═══ Record extracts ═══

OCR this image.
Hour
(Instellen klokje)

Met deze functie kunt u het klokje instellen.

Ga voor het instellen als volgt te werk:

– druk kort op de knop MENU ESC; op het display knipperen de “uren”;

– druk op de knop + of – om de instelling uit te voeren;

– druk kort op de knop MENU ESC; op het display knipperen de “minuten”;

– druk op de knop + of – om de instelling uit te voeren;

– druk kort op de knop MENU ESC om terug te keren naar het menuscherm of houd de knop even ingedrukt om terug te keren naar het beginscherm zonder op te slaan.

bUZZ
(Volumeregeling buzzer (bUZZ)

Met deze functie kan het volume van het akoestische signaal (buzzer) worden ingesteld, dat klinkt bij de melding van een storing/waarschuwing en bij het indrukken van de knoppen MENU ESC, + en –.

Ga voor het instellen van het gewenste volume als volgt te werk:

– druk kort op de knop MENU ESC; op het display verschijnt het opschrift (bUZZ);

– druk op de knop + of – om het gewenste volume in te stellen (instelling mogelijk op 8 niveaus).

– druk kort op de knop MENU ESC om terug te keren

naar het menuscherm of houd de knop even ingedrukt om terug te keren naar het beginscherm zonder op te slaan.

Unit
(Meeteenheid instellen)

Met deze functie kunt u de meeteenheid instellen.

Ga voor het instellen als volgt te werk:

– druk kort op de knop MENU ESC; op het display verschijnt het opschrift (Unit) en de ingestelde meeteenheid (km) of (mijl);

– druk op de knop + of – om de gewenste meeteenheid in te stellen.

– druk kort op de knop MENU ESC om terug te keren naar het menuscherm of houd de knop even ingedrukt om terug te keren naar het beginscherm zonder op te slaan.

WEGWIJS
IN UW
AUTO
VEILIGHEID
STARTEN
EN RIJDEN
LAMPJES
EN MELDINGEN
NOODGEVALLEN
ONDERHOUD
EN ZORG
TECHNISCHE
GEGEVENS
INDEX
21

═══

Go through the listing above and restate it word for word.

In response:
OCR this image.
Hour
(Instellen klokje)

Met deze functie kunt u het klokje instellen.

Ga voor het instellen als volgt te werk:

– druk kort op de knop MENU ESC; op het display knipperen de “uren”;

– druk op de knop + of – om de instelling uit te voeren;

– druk kort op de knop MENU ESC; op het display knipperen de “minuten”;

– druk op de knop + of – om de instelling uit te voeren;

– druk kort op de knop MENU ESC om terug te keren naar het menuscherm of houd de knop even ingedrukt om terug te keren naar het beginscherm zonder op te slaan.

bUZZ
(Volumeregeling buzzer (bUZZ)

Met deze functie kan het volume van het akoestische signaal (buzzer) worden ingesteld, dat klinkt bij de melding van een storing/waarschuwing en bij het indrukken van de knoppen MENU ESC, + en –.

Ga voor het instellen van het gewenste volume als volgt te werk:

– druk kort op de knop MENU ESC; op het display verschijnt het opschrift (bUZZ);

– druk op de knop + of – om het gewenste volume in te stellen (instelling mogelijk op 8 niveaus).

– druk kort op de knop MENU ESC om terug te keren

naar het menuscherm of houd de knop even ingedrukt om terug te keren naar het beginscherm zonder op te slaan.

Unit
(Meeteenheid instellen)

Met deze functie kunt u de meeteenheid instellen.

Ga voor het instellen als volgt te werk:

– druk kort op de knop MENU ESC; op het display verschijnt het opschrift (Unit) en de ingestelde meeteenheid (km) of (mijl);

– druk op de knop + of – om de gewenste meeteenheid in te stellen.

– druk kort op de knop MENU ESC om terug te keren naar het menuscherm of houd de knop even ingedrukt om terug te keren naar het beginscherm zonder op te slaan.

WEGWIJS
IN UW
AUTO
VEILIGHEID
STARTEN
EN RIJDEN
LAMPJES
EN MELDINGEN
NOODGEVALLEN
ONDERHOUD
EN ZORG
TECHNISCHE
GEGEVENS
INDEX
21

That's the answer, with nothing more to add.